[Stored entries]
++++++++

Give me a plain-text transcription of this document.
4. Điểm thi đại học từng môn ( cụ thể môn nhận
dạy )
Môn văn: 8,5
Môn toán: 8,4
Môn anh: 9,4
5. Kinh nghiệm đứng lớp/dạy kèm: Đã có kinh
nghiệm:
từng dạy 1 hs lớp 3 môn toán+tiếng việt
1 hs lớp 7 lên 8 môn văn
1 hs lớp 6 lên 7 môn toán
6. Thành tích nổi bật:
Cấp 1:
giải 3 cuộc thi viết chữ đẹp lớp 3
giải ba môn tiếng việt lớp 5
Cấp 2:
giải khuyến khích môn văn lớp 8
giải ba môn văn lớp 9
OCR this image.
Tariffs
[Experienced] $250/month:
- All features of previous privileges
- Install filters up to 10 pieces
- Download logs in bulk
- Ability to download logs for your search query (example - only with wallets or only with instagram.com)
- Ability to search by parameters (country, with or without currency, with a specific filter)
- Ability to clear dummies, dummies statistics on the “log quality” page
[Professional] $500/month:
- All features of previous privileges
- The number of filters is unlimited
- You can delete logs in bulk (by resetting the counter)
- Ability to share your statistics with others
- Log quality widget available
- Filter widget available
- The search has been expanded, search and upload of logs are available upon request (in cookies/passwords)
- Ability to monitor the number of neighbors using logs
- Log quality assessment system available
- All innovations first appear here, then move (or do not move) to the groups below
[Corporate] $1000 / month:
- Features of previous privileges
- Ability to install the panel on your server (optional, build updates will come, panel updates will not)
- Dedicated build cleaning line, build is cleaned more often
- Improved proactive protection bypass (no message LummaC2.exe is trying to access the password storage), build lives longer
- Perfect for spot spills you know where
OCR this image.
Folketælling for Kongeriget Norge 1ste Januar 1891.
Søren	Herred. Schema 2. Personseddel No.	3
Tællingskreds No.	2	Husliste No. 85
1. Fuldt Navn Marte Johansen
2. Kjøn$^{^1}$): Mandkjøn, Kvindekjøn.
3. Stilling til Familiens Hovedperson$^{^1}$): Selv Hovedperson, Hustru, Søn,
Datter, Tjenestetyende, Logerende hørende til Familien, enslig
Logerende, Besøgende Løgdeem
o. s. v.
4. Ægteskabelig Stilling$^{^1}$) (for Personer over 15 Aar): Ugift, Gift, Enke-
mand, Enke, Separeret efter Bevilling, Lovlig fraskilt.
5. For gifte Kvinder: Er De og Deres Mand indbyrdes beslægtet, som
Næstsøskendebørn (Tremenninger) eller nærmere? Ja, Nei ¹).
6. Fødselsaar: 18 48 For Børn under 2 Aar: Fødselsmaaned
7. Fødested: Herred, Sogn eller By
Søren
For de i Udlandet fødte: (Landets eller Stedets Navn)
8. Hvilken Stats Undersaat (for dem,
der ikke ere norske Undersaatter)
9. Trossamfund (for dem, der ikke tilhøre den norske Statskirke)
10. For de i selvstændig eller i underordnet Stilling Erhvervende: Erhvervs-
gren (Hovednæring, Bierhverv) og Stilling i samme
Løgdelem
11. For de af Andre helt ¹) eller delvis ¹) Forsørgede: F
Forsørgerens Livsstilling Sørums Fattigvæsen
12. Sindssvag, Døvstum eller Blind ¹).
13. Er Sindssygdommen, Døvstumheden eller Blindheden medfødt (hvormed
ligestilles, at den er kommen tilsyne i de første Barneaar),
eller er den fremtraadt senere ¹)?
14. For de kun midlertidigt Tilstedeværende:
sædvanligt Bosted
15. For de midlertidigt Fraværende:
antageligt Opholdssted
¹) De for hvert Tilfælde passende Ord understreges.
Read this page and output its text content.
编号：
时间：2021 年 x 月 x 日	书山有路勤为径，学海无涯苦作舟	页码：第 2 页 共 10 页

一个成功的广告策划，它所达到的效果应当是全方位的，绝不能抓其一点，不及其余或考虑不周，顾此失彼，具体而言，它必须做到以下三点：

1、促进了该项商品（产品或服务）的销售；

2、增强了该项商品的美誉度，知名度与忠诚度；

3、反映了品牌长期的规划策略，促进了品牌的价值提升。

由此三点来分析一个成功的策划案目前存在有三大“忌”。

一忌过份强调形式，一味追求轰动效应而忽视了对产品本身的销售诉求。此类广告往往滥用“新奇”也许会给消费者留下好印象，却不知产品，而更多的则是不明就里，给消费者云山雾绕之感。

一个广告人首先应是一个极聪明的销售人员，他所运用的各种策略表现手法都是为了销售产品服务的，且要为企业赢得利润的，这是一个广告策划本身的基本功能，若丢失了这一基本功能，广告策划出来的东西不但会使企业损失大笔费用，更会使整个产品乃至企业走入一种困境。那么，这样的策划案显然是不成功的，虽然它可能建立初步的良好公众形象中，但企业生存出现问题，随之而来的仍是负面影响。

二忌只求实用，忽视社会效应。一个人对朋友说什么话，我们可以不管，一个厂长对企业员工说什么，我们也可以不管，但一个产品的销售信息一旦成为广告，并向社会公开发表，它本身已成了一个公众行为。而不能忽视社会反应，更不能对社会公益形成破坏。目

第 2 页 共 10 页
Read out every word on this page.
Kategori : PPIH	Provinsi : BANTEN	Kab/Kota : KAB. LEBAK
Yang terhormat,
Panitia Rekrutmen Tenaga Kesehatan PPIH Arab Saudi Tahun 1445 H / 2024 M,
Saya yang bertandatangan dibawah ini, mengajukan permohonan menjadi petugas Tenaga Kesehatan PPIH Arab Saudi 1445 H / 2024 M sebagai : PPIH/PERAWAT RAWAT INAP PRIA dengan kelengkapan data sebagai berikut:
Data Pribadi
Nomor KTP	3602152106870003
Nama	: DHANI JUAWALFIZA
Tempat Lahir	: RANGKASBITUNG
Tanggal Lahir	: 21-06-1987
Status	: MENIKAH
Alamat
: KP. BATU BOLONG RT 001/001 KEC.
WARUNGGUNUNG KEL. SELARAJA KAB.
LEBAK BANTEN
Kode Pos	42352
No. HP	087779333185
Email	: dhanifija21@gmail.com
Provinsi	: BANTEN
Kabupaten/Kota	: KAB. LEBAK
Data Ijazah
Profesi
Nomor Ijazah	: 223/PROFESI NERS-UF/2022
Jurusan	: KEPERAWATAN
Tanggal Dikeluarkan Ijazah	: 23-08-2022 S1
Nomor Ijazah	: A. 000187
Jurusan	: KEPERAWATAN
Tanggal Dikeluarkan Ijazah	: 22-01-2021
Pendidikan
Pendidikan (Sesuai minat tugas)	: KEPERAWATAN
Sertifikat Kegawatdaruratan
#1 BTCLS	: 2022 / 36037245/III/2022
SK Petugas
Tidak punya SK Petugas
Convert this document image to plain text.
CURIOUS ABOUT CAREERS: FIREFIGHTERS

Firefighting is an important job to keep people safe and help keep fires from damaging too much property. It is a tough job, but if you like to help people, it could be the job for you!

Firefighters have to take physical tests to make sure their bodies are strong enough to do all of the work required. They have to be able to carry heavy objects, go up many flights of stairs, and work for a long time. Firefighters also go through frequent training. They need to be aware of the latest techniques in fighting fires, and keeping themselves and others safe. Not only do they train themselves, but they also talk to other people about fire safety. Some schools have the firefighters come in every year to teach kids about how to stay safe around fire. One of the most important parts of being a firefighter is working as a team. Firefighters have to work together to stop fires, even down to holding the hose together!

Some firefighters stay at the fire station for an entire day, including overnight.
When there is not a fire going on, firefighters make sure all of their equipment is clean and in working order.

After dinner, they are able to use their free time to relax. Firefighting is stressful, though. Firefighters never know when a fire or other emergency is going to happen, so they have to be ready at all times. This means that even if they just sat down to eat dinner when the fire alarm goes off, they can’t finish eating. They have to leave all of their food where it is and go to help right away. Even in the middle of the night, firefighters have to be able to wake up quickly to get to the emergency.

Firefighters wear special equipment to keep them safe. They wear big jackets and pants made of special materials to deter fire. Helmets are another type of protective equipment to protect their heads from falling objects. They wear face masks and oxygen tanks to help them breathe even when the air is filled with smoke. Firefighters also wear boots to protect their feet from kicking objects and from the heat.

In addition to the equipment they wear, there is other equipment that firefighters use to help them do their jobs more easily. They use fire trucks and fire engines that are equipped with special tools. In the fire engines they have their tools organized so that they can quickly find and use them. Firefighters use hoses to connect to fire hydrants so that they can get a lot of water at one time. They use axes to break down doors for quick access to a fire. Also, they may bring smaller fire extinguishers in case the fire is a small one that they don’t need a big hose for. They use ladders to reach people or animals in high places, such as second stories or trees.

++++++++

TASK DETAILS: Copy all lines from the listing that contain "Arab".

FINAL RESULT:
Panitia Rekrutmen Tenaga Kesehatan PPIH Arab Saudi Tahun 1445 H / 2024 M,
Saya yang bertandatangan dibawah ini, mengajukan permohonan menjadi petugas Tenaga Kesehatan PPIH Arab Saudi 1445 H / 2024 M sebagai : PPIH/PERAWAT RAWAT INAP PRIA dengan kelengkapan data sebagai berikut:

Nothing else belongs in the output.